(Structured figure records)
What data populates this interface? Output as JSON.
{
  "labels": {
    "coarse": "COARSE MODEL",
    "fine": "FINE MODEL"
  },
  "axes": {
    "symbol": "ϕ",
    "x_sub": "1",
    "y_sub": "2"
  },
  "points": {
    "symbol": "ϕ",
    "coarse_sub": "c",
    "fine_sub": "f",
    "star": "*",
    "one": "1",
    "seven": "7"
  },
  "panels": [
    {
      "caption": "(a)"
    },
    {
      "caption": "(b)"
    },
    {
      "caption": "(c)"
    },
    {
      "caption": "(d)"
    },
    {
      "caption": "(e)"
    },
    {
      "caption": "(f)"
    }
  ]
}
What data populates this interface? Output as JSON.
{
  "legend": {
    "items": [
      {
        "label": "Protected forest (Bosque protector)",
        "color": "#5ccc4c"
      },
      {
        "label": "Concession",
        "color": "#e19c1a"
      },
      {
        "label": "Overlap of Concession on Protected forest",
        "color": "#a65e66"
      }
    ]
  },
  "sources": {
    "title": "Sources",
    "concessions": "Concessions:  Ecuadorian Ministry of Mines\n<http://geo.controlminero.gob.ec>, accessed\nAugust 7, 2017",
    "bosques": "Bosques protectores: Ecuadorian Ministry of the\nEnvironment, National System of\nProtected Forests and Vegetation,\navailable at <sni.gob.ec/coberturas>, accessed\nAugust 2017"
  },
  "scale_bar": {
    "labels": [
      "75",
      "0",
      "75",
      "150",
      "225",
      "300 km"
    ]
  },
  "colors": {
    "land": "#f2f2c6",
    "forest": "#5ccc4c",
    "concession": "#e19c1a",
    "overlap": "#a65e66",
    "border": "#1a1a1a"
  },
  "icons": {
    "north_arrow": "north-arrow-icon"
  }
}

DIRECTIONS => Scan the records for the string "Ecuadorian". Copy each line in which it appears.

THE ANSWER =>
    "concessions": "Concessions:  Ecuadorian Ministry of Mines\n<http://geo.controlminero.gob.ec>, accessed\nAugust 7, 2017",
    "bosques": "Bosques protectores: Ecuadorian Ministry of the\nEnvironment, National System of\nProtected Forests and Vegetation,\navailable at <sni.gob.ec/coberturas>, accessed\nAugust 2017"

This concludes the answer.